==== Supplied material
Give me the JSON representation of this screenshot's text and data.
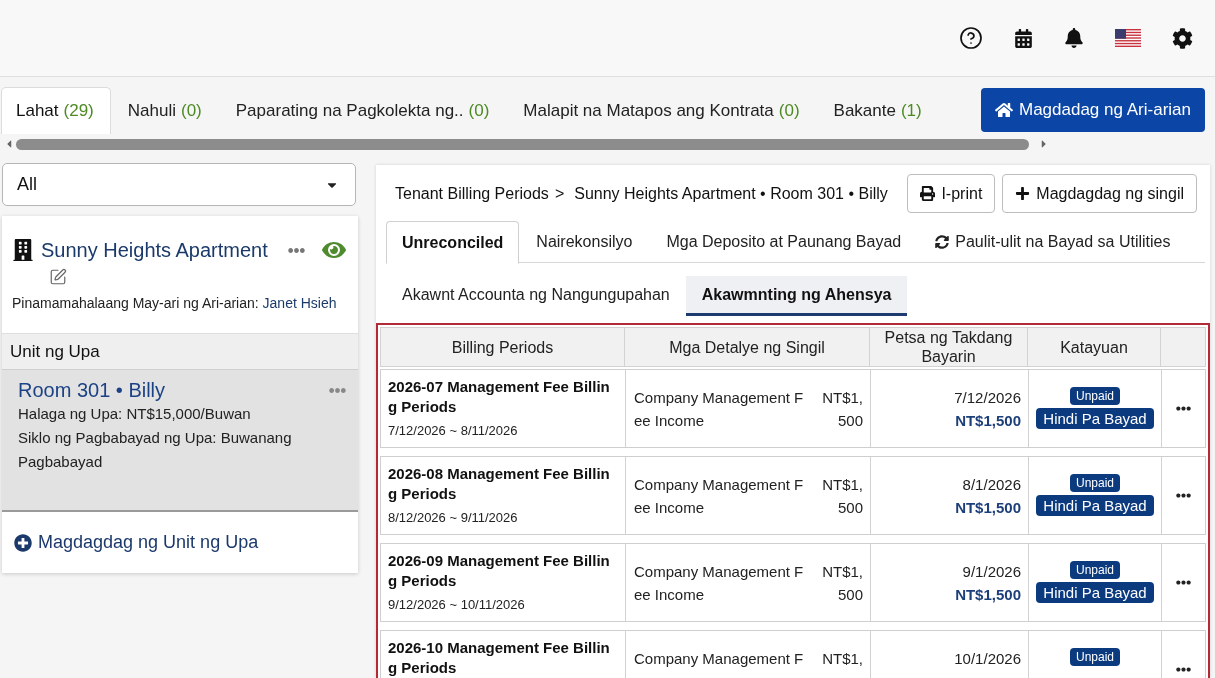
{
  "property_tabs": [
    {
      "label": "Lahat",
      "count": "(29)",
      "selected": true
    },
    {
      "label": "Nahuli",
      "count": "(0)",
      "selected": false
    },
    {
      "label": "Paparating na Pagkolekta ng..",
      "count": "(0)",
      "selected": false
    },
    {
      "label": "Malapit na Matapos ang Kontrata",
      "count": "(0)",
      "selected": false
    },
    {
      "label": "Bakante",
      "count": "(1)",
      "selected": false
    }
  ],
  "add_property_button": {
    "label": "Magdadag ng Ari-arian"
  },
  "filter_select": {
    "value": "All"
  },
  "property": {
    "name": "Sunny Heights Apartment",
    "owner_label": "Pinamamahalaang May-ari ng Ari-arian:",
    "owner_name": "Janet Hsieh",
    "units_heading": "Unit ng Upa",
    "units": [
      {
        "title": "Room 301 • Billy",
        "rent": "Halaga ng Upa: NT$15,000/Buwan",
        "cycle": "Siklo ng Pagbabayad ng Upa: Buwanang Pagbabayad",
        "selected": true
      }
    ],
    "add_unit": "Magdagdag ng Unit ng Upa"
  },
  "billing": {
    "breadcrumb": {
      "root": "Tenant Billing Periods",
      "separator": ">",
      "current": "Sunny Heights Apartment • Room 301 • Billy"
    },
    "actions": [
      {
        "kind": "print",
        "label": "I-print"
      },
      {
        "kind": "add",
        "label": "Magdagdag ng singil"
      }
    ],
    "tabs": [
      {
        "kind": "plain",
        "label": "Unreconciled",
        "selected": true
      },
      {
        "kind": "plain",
        "label": "Nairekonsilyo",
        "selected": false
      },
      {
        "kind": "plain",
        "label": "Mga Deposito at Paunang Bayad",
        "selected": false
      },
      {
        "kind": "recurring",
        "label": "Paulit-ulit na Bayad sa Utilities",
        "selected": false
      }
    ],
    "sub_tabs": [
      {
        "label": "Akawnt Accounta ng Nangungupahan",
        "selected": false
      },
      {
        "label": "Akawmnting ng Ahensya",
        "selected": true
      }
    ],
    "table": {
      "columns": [
        "Billing Periods",
        "Mga Detalye ng Singil",
        "Petsa ng Takdang Bayarin",
        "Katayuan"
      ],
      "rows": [
        {
          "period": "2026-07 Management Fee Billing Periods",
          "range": "7/12/2026 ~ 8/11/2026",
          "details": "Company Management Fee Income",
          "amount": "NT$1,500",
          "due_date": "7/12/2026",
          "due_amount": "NT$1,500",
          "status": "Unpaid",
          "status_label": "Hindi Pa Bayad"
        },
        {
          "period": "2026-08 Management Fee Billing Periods",
          "range": "8/12/2026 ~ 9/11/2026",
          "details": "Company Management Fee Income",
          "amount": "NT$1,500",
          "due_date": "8/1/2026",
          "due_amount": "NT$1,500",
          "status": "Unpaid",
          "status_label": "Hindi Pa Bayad"
        },
        {
          "period": "2026-09 Management Fee Billing Periods",
          "range": "9/12/2026 ~ 10/11/2026",
          "details": "Company Management Fee Income",
          "amount": "NT$1,500",
          "due_date": "9/1/2026",
          "due_amount": "NT$1,500",
          "status": "Unpaid",
          "status_label": "Hindi Pa Bayad"
        },
        {
          "period": "2026-10 Management Fee Billing Periods",
          "details": "Company Management F",
          "amount": "NT$1,",
          "due_date": "10/1/2026",
          "status": "Unpaid"
        }
      ]
    }
  }
}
========
→ Problem details
Read the entries and show each line that mentions "Magdagdag".

→ Written reply
    "add_unit": "Magdagdag ng Unit ng Upa"
        "label": "Magdagdag ng singil"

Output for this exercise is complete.